Show every line in the records below that contains the word "this".

Records shown =
+++

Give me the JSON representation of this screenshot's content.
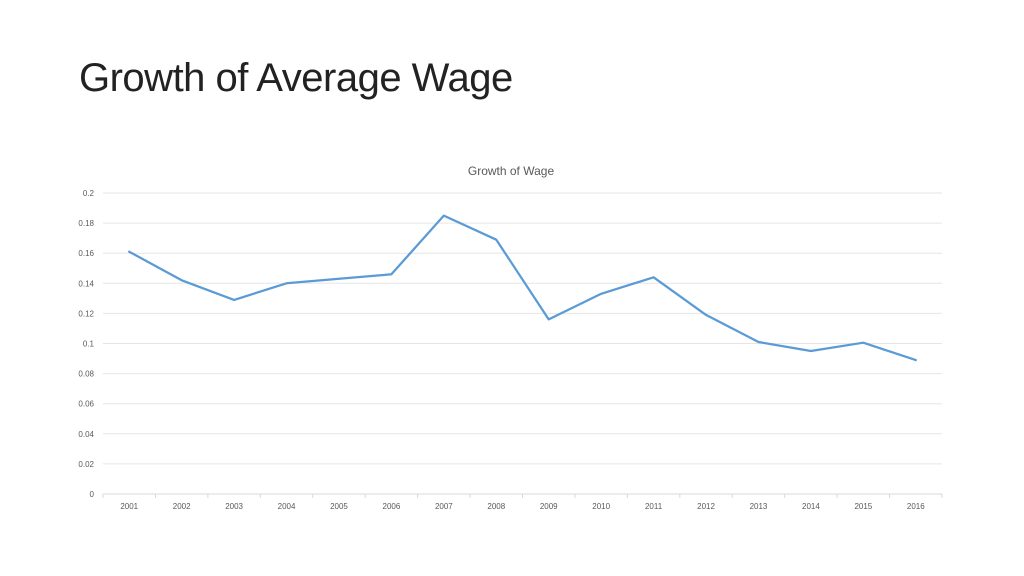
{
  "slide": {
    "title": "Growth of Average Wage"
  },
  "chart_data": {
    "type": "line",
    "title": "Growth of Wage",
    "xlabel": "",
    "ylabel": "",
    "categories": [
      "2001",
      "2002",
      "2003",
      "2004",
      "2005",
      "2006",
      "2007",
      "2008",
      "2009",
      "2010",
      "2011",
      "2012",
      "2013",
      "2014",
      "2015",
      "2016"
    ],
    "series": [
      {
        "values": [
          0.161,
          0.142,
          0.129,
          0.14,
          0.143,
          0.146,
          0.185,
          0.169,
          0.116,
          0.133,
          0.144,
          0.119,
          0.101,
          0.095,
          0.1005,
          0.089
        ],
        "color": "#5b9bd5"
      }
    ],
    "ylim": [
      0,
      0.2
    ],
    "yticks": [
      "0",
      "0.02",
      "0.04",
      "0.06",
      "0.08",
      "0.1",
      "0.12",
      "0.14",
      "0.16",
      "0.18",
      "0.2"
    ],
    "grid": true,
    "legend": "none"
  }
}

+++

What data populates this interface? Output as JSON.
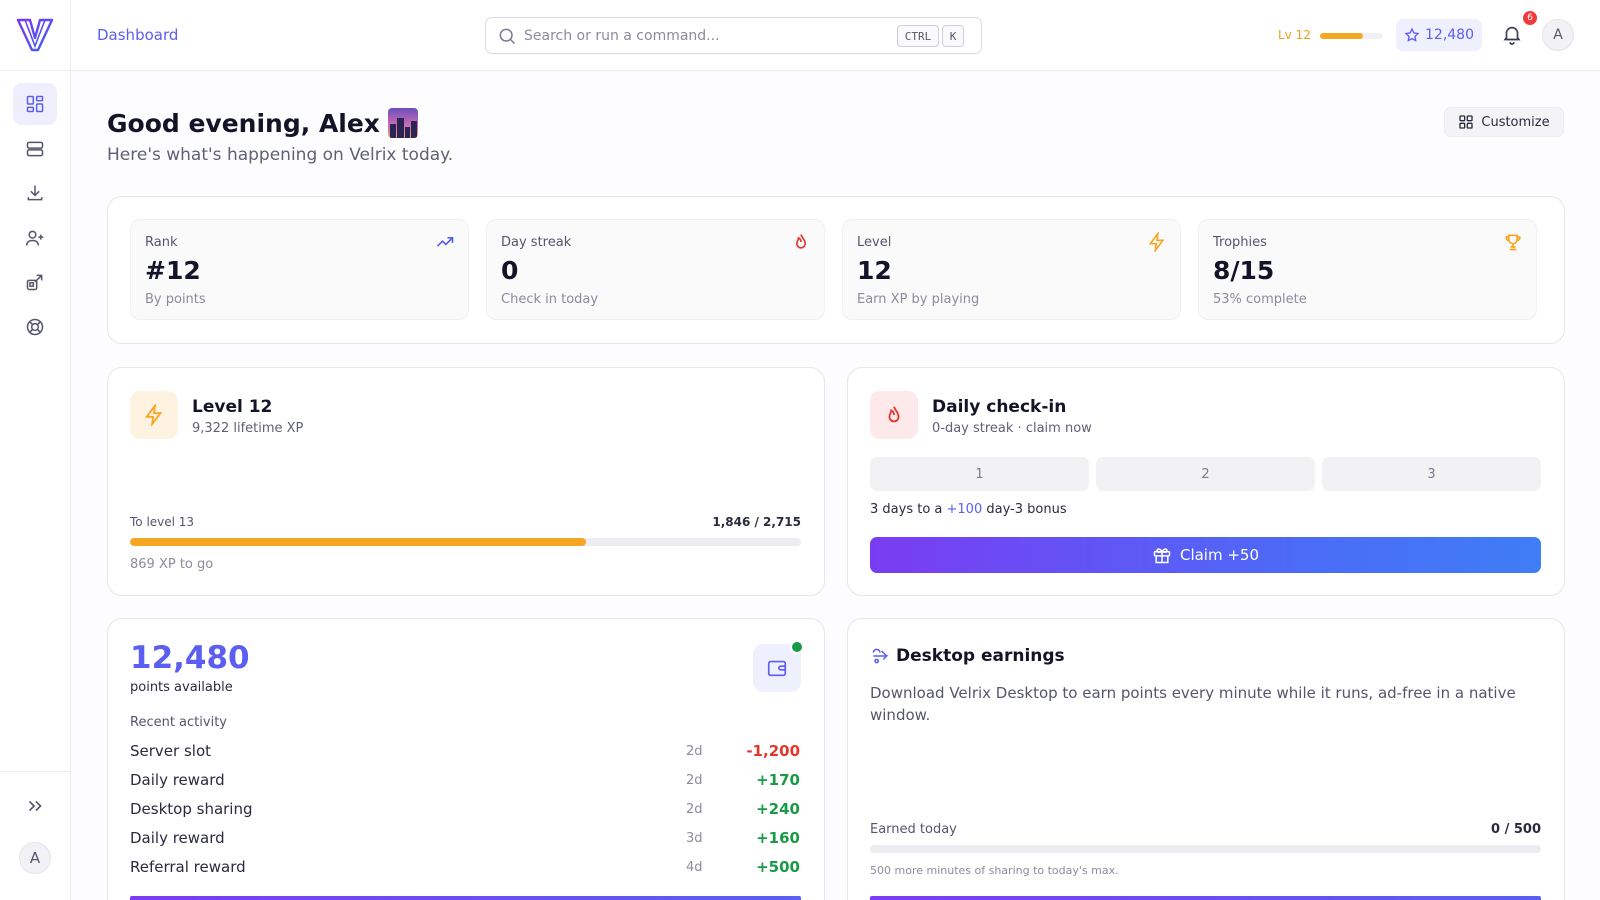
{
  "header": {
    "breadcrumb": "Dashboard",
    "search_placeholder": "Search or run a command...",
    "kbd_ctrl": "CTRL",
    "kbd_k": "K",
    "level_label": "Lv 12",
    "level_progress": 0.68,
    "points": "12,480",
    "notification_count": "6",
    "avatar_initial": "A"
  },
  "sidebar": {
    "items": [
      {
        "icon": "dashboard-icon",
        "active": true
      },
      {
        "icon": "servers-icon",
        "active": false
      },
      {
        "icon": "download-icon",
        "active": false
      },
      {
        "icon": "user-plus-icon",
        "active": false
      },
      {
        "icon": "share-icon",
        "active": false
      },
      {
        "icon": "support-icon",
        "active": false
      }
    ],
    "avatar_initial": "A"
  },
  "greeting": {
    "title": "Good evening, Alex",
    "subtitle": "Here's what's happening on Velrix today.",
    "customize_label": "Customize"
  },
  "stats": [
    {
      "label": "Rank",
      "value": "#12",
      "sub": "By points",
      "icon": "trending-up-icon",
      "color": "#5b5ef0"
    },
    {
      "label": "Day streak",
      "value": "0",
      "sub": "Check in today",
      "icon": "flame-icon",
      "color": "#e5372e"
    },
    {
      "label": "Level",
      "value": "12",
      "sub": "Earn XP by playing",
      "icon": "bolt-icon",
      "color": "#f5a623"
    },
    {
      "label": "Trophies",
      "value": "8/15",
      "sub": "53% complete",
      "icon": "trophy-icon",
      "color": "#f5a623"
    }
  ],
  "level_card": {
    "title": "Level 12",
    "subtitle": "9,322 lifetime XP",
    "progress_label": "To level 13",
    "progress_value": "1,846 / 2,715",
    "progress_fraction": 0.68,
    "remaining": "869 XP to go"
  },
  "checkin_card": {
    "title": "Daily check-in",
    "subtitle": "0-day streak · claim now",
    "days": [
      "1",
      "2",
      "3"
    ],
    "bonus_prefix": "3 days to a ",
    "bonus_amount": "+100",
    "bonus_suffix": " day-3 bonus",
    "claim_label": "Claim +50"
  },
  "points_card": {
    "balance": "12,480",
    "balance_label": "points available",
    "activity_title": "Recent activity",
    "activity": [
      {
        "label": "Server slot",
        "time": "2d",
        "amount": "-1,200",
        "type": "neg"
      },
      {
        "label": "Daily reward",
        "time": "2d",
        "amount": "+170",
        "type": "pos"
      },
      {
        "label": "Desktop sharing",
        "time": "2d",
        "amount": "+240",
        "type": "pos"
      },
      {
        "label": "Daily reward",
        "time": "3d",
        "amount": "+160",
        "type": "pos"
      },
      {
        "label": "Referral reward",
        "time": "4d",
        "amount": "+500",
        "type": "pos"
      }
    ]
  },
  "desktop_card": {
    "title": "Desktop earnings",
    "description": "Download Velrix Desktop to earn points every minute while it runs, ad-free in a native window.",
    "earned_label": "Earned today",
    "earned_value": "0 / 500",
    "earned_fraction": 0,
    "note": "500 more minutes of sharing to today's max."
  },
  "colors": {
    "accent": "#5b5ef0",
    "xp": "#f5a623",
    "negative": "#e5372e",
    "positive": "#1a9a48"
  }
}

+++

Task answer =
Give me the JSON representation of this screenshot's content.
What data populates this interface? Output as JSON.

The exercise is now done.